Look through the lines below and state how many hold the word "position". Write only the number.

_ _ _ _

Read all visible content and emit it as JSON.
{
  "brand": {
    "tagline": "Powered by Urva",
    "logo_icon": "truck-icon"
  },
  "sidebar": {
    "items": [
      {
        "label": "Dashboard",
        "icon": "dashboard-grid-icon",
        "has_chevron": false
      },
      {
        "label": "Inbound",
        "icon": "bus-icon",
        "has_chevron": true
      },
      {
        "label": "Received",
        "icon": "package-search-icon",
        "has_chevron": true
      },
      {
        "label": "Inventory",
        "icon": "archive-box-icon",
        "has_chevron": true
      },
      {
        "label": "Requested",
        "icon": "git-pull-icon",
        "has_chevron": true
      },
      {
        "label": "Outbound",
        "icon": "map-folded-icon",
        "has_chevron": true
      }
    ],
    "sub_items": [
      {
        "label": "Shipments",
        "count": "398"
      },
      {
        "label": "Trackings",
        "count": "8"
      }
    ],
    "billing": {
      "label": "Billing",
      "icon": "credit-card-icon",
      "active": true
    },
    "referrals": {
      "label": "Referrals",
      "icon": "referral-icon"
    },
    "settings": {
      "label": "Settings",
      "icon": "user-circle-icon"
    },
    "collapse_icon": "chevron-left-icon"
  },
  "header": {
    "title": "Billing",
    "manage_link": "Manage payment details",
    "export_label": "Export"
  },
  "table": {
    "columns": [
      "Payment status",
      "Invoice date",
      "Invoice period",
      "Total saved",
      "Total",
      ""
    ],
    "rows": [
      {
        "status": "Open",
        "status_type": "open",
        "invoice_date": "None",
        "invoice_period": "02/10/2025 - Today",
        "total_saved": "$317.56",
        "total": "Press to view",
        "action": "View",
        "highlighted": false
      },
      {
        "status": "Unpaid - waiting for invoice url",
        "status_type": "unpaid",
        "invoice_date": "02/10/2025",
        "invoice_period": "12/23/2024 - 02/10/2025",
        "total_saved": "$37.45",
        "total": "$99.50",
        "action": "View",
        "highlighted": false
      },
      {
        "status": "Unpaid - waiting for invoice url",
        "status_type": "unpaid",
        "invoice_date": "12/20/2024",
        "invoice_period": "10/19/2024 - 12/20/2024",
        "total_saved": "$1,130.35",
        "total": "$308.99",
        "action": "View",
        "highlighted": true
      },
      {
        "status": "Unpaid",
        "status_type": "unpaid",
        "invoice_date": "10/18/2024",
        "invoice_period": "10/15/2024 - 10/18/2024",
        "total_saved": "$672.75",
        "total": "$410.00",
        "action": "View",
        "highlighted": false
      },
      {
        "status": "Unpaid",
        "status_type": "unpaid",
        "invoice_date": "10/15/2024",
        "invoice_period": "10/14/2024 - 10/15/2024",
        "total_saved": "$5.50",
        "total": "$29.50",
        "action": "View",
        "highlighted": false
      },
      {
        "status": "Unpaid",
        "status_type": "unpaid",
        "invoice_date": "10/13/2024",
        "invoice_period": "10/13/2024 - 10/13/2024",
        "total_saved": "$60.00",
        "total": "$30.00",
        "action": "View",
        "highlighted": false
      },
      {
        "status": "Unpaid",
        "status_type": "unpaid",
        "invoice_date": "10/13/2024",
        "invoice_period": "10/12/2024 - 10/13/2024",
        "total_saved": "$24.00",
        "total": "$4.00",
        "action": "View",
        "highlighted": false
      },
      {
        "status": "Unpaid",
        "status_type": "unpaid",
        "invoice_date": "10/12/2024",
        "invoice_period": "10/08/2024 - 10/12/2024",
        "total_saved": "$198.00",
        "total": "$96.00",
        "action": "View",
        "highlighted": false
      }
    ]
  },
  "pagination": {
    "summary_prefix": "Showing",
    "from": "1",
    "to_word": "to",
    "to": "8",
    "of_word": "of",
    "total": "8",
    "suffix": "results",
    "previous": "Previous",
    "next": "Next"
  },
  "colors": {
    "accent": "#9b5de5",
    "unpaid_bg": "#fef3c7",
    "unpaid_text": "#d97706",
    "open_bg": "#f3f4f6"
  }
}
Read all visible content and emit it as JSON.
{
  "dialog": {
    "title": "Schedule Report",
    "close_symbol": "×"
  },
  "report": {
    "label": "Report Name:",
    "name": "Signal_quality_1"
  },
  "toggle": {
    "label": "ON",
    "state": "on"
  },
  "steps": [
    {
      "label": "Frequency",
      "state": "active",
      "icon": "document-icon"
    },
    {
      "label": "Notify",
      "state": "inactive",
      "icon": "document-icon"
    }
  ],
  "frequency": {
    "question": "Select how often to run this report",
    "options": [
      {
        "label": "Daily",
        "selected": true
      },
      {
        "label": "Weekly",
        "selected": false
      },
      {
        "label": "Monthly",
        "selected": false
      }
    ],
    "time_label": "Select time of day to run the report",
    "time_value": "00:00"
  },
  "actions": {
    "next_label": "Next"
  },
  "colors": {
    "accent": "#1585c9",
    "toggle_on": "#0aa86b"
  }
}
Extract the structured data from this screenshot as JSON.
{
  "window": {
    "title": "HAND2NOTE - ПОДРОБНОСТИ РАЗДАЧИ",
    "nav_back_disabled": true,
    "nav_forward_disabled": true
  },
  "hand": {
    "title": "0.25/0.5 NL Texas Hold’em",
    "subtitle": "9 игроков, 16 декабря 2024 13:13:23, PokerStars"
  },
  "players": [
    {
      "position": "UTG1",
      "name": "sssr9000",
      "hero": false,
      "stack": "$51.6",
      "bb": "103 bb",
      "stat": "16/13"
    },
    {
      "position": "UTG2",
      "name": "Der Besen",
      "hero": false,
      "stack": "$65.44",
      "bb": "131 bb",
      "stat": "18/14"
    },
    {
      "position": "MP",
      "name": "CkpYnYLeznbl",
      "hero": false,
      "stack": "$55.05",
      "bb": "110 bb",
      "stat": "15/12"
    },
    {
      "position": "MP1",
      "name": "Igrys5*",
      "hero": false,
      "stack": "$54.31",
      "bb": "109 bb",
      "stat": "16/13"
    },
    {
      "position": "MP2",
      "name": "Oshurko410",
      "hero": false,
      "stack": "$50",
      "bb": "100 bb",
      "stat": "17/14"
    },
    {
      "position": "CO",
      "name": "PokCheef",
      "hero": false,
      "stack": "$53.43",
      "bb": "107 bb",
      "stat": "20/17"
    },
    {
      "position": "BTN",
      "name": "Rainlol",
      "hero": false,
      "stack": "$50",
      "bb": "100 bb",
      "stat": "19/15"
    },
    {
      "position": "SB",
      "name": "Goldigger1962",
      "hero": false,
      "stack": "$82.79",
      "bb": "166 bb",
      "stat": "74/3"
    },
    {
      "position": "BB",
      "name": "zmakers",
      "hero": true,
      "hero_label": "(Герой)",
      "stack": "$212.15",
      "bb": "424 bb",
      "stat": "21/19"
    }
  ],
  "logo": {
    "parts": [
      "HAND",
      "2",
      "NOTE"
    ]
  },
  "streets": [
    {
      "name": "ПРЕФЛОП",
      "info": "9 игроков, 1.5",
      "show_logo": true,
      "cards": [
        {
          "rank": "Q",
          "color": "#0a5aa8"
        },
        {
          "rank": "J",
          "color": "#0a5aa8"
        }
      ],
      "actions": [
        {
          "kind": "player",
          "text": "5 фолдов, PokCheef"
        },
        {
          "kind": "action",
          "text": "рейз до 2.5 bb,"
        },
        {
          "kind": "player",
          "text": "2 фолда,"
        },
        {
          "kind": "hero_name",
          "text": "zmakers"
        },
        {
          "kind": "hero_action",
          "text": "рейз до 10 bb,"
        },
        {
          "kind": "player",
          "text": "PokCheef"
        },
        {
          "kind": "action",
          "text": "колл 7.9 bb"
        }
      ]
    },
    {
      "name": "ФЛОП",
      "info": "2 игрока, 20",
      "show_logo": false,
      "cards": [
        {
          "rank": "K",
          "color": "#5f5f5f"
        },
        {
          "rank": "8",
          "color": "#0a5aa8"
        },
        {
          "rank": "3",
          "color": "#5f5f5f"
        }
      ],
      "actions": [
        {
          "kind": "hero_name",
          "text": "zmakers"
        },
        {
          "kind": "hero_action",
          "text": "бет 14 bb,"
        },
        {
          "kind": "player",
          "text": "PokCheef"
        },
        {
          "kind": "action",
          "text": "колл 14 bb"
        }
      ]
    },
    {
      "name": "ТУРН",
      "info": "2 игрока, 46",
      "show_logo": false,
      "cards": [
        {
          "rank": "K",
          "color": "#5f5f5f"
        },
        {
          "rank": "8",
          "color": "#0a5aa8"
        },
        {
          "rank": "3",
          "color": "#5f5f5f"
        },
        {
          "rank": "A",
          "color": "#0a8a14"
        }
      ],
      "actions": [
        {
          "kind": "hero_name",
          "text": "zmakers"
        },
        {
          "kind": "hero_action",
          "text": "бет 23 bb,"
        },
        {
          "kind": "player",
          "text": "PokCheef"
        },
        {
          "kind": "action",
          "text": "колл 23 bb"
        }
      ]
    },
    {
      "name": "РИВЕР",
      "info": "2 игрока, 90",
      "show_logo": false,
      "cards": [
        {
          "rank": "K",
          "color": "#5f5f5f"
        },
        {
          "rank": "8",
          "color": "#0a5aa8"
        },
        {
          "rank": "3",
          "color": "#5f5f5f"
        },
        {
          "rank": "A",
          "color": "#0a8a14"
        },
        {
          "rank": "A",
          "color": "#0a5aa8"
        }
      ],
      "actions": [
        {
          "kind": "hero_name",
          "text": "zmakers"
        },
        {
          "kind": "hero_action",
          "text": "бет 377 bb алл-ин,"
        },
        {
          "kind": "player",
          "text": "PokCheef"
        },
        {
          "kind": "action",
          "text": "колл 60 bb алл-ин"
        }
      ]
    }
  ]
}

_ _ _ _

- _Answer to this problem_
9